▸ **The exercise**: Copy out every line of the material below verbatim, changing nothing.

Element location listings
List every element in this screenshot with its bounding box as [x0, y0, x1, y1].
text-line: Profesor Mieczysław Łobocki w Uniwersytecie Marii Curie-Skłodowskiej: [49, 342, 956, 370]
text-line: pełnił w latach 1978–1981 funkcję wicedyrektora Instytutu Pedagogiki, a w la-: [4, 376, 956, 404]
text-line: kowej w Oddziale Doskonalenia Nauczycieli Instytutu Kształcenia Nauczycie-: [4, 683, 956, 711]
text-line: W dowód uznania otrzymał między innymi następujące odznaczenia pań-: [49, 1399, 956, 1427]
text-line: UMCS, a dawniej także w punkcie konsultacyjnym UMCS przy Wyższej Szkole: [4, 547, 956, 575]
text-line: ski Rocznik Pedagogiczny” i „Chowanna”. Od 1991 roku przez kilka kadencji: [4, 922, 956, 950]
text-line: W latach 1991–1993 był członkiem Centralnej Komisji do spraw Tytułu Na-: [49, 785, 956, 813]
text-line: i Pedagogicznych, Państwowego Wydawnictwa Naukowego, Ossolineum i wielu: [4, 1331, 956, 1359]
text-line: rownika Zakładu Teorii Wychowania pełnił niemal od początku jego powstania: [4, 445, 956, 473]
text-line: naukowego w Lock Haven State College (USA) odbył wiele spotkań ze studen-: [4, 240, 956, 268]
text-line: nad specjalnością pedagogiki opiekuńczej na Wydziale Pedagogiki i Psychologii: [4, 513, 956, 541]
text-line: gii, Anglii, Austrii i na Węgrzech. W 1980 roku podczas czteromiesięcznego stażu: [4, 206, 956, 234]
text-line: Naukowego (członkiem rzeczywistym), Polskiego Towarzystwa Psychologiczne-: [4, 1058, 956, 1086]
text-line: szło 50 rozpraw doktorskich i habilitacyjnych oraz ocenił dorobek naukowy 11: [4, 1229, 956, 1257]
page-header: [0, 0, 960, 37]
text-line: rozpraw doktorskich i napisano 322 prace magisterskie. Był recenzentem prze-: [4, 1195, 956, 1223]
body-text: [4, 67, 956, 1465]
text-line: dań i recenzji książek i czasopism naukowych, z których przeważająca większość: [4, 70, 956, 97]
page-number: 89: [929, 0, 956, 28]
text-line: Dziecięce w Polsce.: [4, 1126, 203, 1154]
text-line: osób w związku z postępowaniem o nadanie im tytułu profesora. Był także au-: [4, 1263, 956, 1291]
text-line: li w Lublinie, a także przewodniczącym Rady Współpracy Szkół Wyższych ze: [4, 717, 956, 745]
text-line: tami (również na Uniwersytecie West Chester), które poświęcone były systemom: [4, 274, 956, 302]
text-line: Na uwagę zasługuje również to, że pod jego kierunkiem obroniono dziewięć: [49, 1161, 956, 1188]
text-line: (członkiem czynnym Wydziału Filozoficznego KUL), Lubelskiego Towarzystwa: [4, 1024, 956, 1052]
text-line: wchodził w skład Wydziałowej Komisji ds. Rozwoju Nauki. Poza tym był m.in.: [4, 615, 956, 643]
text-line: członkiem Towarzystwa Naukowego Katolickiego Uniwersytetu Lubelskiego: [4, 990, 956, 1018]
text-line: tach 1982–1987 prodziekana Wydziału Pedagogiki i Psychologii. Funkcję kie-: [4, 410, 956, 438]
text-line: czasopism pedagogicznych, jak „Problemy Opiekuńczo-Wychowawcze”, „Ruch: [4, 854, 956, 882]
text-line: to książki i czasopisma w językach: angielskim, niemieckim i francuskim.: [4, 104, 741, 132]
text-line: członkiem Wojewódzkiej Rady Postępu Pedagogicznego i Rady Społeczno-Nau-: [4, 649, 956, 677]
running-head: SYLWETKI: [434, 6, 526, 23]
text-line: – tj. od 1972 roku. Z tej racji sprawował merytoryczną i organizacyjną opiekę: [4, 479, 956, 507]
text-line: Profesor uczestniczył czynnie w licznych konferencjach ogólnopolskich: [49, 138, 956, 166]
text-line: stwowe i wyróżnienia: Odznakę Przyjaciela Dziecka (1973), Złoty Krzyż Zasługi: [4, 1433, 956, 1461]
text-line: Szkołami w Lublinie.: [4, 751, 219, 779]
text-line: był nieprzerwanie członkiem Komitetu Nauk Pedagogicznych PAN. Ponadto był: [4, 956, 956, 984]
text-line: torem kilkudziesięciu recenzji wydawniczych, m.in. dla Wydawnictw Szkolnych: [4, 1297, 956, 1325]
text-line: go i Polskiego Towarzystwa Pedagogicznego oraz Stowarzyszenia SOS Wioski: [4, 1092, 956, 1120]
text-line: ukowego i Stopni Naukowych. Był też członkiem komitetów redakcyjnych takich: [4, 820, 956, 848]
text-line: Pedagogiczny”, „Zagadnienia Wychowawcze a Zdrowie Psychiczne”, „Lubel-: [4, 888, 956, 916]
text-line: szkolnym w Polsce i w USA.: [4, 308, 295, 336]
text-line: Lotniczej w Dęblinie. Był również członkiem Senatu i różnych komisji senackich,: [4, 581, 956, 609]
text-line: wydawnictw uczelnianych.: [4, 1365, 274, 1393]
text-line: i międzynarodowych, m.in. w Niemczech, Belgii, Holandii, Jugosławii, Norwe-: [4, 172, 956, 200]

▸ **Response to this exercise**:
List every element in this screenshot with its bounding box as [x0, y0, x1, y1].
text-line: Profesor Mieczysław Łobocki w Uniwersytecie Marii Curie-Skłodowskiej: [49, 342, 956, 370]
text-line: pełnił w latach 1978–1981 funkcję wicedyrektora Instytutu Pedagogiki, a w la-: [4, 376, 956, 404]
text-line: kowej w Oddziale Doskonalenia Nauczycieli Instytutu Kształcenia Nauczycie-: [4, 683, 956, 711]
text-line: W dowód uznania otrzymał między innymi następujące odznaczenia pań-: [49, 1399, 956, 1427]
text-line: UMCS, a dawniej także w punkcie konsultacyjnym UMCS przy Wyższej Szkole: [4, 547, 956, 575]
text-line: ski Rocznik Pedagogiczny” i „Chowanna”. Od 1991 roku przez kilka kadencji: [4, 922, 956, 950]
text-line: W latach 1991–1993 był członkiem Centralnej Komisji do spraw Tytułu Na-: [49, 785, 956, 813]
text-line: i Pedagogicznych, Państwowego Wydawnictwa Naukowego, Ossolineum i wielu: [4, 1331, 956, 1359]
text-line: rownika Zakładu Teorii Wychowania pełnił niemal od początku jego powstania: [4, 445, 956, 473]
text-line: naukowego w Lock Haven State College (USA) odbył wiele spotkań ze studen-: [4, 240, 956, 268]
text-line: nad specjalnością pedagogiki opiekuńczej na Wydziale Pedagogiki i Psychologii: [4, 513, 956, 541]
text-line: gii, Anglii, Austrii i na Węgrzech. W 1980 roku podczas czteromiesięcznego stażu: [4, 206, 956, 234]
text-line: Naukowego (członkiem rzeczywistym), Polskiego Towarzystwa Psychologiczne-: [4, 1058, 956, 1086]
text-line: szło 50 rozpraw doktorskich i habilitacyjnych oraz ocenił dorobek naukowy 11: [4, 1229, 956, 1257]
page-header: [0, 0, 960, 37]
text-line: rozpraw doktorskich i napisano 322 prace magisterskie. Był recenzentem prze-: [4, 1195, 956, 1223]
body-text: [4, 67, 956, 1465]
text-line: dań i recenzji książek i czasopism naukowych, z których przeważająca większość: [4, 70, 956, 97]
page-number: 89: [929, 0, 956, 28]
text-line: Dziecięce w Polsce.: [4, 1126, 203, 1154]
text-line: osób w związku z postępowaniem o nadanie im tytułu profesora. Był także au-: [4, 1263, 956, 1291]
text-line: li w Lublinie, a także przewodniczącym Rady Współpracy Szkół Wyższych ze: [4, 717, 956, 745]
text-line: tami (również na Uniwersytecie West Chester), które poświęcone były systemom: [4, 274, 956, 302]
text-line: Na uwagę zasługuje również to, że pod jego kierunkiem obroniono dziewięć: [49, 1161, 956, 1188]
text-line: (członkiem czynnym Wydziału Filozoficznego KUL), Lubelskiego Towarzystwa: [4, 1024, 956, 1052]
text-line: wchodził w skład Wydziałowej Komisji ds. Rozwoju Nauki. Poza tym był m.in.: [4, 615, 956, 643]
text-line: członkiem Towarzystwa Naukowego Katolickiego Uniwersytetu Lubelskiego: [4, 990, 956, 1018]
text-line: tach 1982–1987 prodziekana Wydziału Pedagogiki i Psychologii. Funkcję kie-: [4, 410, 956, 438]
text-line: czasopism pedagogicznych, jak „Problemy Opiekuńczo-Wychowawcze”, „Ruch: [4, 854, 956, 882]
text-line: to książki i czasopisma w językach: angielskim, niemieckim i francuskim.: [4, 104, 741, 132]
text-line: członkiem Wojewódzkiej Rady Postępu Pedagogicznego i Rady Społeczno-Nau-: [4, 649, 956, 677]
running-head: SYLWETKI: [434, 6, 526, 23]
text-line: – tj. od 1972 roku. Z tej racji sprawował merytoryczną i organizacyjną opiekę: [4, 479, 956, 507]
text-line: Profesor uczestniczył czynnie w licznych konferencjach ogólnopolskich: [49, 138, 956, 166]
text-line: stwowe i wyróżnienia: Odznakę Przyjaciela Dziecka (1973), Złoty Krzyż Zasługi: [4, 1433, 956, 1461]
text-line: Szkołami w Lublinie.: [4, 751, 219, 779]
text-line: był nieprzerwanie członkiem Komitetu Nauk Pedagogicznych PAN. Ponadto był: [4, 956, 956, 984]
text-line: torem kilkudziesięciu recenzji wydawniczych, m.in. dla Wydawnictw Szkolnych: [4, 1297, 956, 1325]
text-line: go i Polskiego Towarzystwa Pedagogicznego oraz Stowarzyszenia SOS Wioski: [4, 1092, 956, 1120]
text-line: ukowego i Stopni Naukowych. Był też członkiem komitetów redakcyjnych takich: [4, 820, 956, 848]
text-line: Pedagogiczny”, „Zagadnienia Wychowawcze a Zdrowie Psychiczne”, „Lubel-: [4, 888, 956, 916]
text-line: szkolnym w Polsce i w USA.: [4, 308, 295, 336]
text-line: Lotniczej w Dęblinie. Był również członkiem Senatu i różnych komisji senackich,: [4, 581, 956, 609]
text-line: wydawnictw uczelnianych.: [4, 1365, 274, 1393]
text-line: i międzynarodowych, m.in. w Niemczech, Belgii, Holandii, Jugosławii, Norwe-: [4, 172, 956, 200]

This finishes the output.